[Collected data entries]

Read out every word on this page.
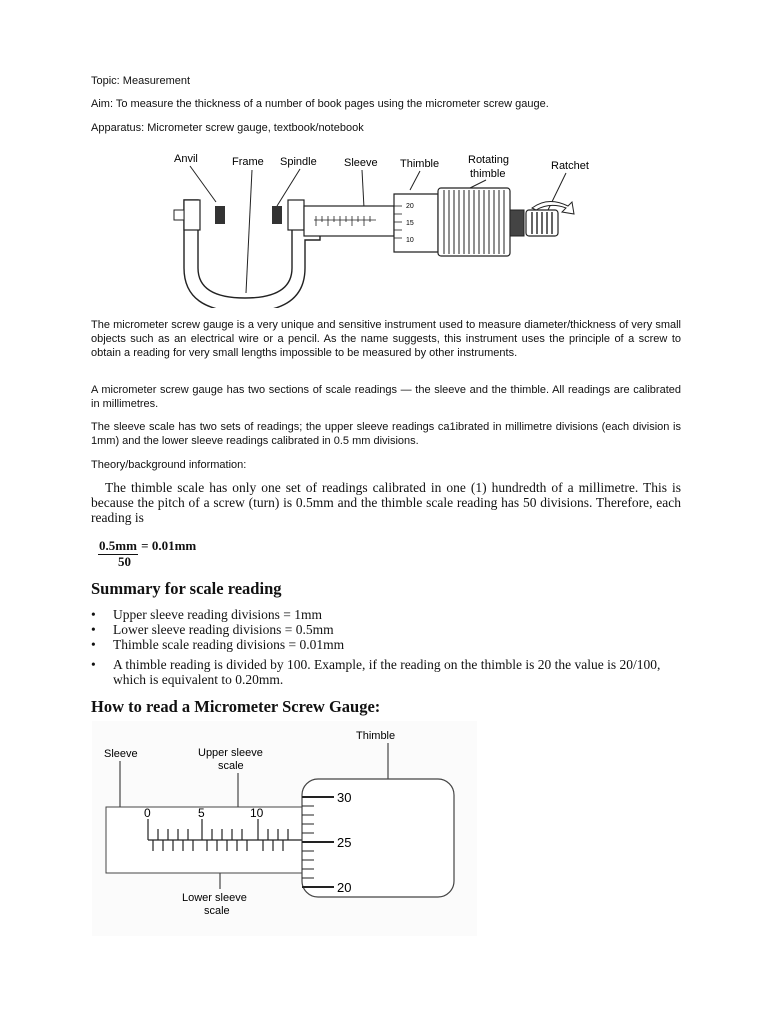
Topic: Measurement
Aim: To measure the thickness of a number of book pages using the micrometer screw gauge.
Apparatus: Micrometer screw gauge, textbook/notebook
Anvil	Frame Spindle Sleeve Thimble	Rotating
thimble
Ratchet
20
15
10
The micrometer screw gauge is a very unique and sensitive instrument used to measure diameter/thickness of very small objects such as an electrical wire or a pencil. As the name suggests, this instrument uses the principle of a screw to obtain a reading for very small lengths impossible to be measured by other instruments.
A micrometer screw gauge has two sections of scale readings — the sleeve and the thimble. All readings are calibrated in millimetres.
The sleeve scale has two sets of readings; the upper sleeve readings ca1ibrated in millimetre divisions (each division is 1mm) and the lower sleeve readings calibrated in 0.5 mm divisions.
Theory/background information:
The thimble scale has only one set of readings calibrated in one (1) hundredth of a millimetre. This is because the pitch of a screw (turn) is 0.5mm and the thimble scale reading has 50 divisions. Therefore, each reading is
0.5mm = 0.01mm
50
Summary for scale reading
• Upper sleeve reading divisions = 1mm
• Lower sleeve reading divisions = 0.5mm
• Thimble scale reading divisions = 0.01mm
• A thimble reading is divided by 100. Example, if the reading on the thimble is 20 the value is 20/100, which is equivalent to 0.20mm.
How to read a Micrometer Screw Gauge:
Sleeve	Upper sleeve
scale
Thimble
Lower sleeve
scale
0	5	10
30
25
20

* * *

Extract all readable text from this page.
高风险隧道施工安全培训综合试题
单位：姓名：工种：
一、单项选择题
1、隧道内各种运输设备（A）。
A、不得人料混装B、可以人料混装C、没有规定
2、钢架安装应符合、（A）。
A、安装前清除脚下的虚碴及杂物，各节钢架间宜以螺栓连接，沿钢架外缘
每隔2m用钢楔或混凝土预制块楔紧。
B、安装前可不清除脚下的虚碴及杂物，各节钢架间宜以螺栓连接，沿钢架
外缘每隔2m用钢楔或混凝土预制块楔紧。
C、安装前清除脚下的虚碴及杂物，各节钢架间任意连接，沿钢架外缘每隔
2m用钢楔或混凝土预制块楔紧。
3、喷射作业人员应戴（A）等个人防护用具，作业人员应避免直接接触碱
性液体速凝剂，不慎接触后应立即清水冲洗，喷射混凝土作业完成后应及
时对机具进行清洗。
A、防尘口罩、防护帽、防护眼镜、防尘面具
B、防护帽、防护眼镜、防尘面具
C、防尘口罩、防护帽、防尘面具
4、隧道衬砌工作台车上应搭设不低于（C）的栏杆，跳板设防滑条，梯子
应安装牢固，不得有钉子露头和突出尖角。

...

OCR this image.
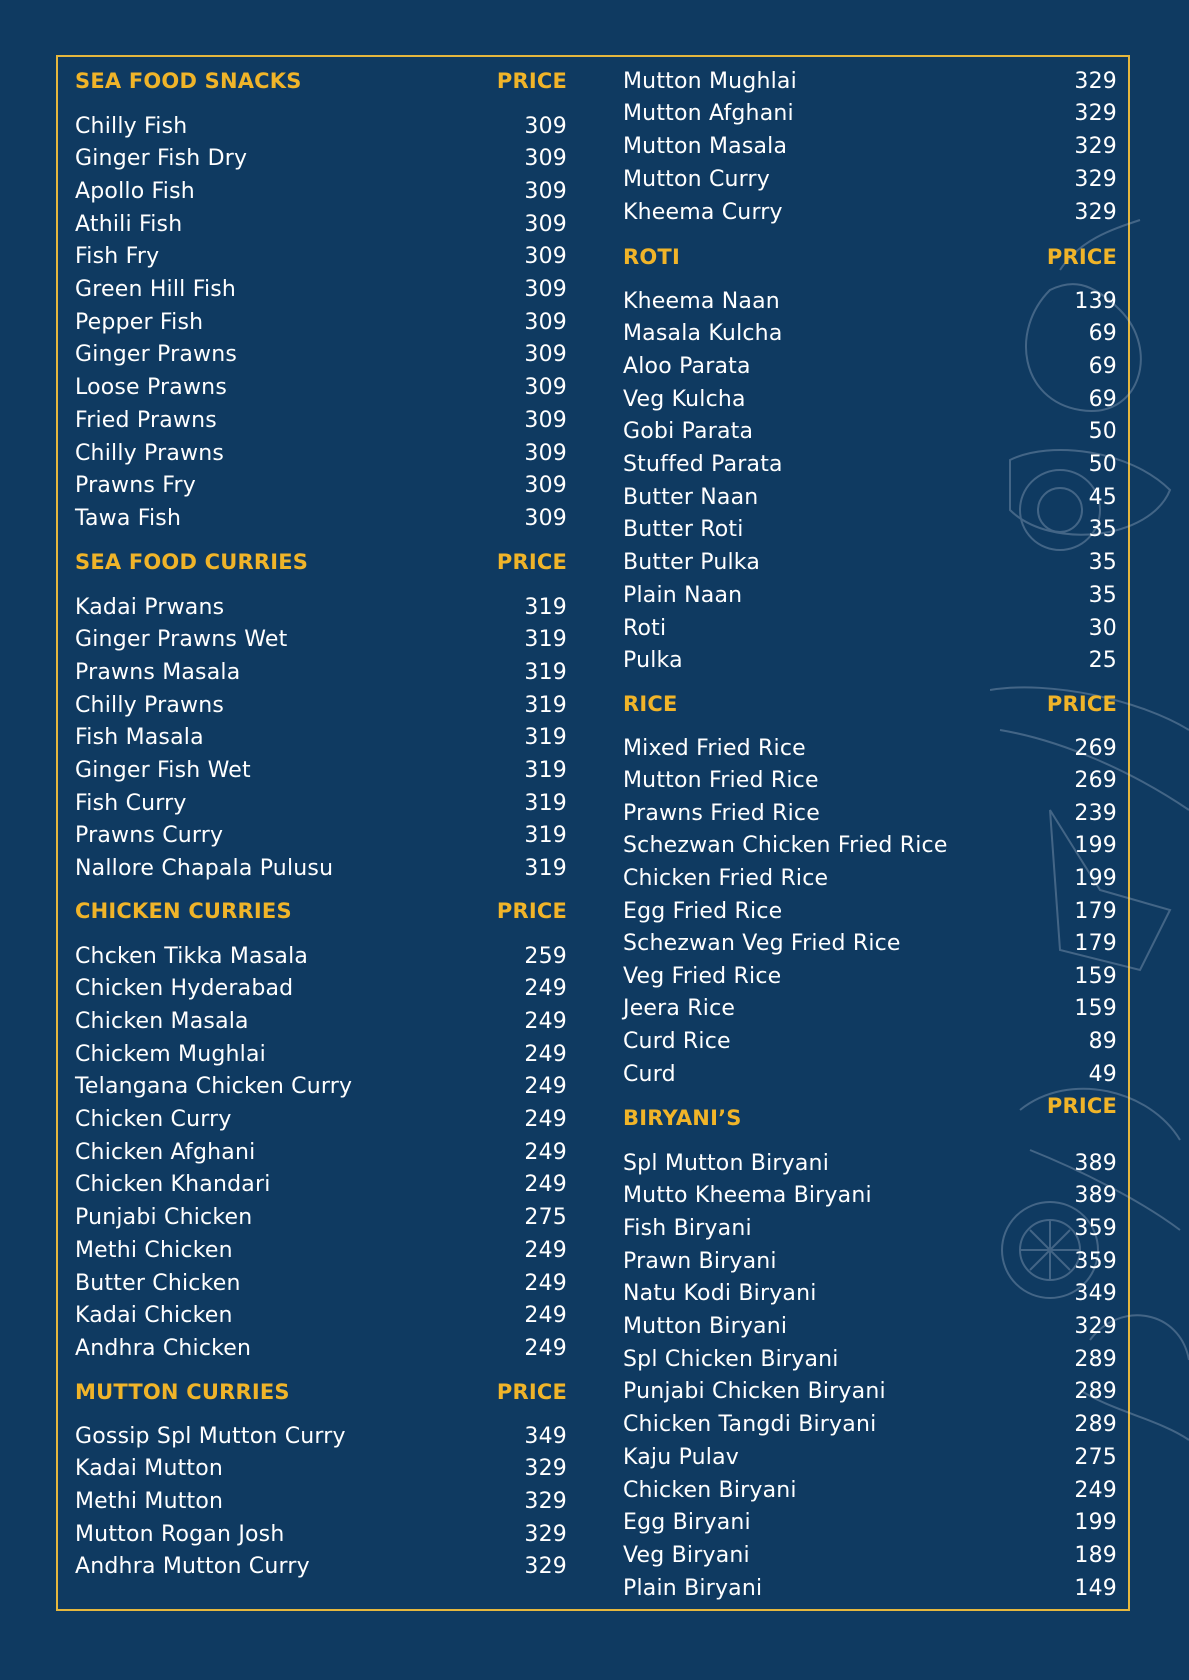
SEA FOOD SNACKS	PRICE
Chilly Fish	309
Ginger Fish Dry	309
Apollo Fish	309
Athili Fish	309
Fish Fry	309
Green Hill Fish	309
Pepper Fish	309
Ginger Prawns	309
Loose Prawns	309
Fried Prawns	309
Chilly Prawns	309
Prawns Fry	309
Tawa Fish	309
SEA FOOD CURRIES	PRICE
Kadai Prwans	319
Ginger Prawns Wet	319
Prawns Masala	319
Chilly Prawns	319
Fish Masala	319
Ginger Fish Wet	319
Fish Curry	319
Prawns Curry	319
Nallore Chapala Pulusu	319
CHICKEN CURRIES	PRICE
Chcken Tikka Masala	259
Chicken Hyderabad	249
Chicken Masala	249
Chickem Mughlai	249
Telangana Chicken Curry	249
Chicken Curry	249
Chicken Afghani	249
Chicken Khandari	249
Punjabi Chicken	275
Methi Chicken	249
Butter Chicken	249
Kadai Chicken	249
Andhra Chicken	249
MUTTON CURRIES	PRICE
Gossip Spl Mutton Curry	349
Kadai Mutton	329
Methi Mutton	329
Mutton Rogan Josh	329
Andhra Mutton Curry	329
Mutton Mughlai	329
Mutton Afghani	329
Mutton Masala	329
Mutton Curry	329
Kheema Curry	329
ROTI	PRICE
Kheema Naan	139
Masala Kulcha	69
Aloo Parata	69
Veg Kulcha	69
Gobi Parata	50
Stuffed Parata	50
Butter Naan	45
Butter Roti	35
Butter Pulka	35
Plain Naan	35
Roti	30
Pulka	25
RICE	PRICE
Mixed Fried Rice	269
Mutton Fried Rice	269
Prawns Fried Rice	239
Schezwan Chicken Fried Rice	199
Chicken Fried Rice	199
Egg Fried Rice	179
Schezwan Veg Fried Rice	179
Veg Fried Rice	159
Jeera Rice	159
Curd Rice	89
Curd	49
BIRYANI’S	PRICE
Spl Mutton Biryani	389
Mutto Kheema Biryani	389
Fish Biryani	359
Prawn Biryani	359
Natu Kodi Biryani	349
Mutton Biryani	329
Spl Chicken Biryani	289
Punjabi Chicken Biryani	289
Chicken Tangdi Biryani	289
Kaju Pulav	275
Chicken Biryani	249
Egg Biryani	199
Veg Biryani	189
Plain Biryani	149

Aim of the task:
Tally the lines of the listing in which the word "安装前清除脚下的虚碴及杂物" occurs, and state the total alone.

Output of the exercise:
2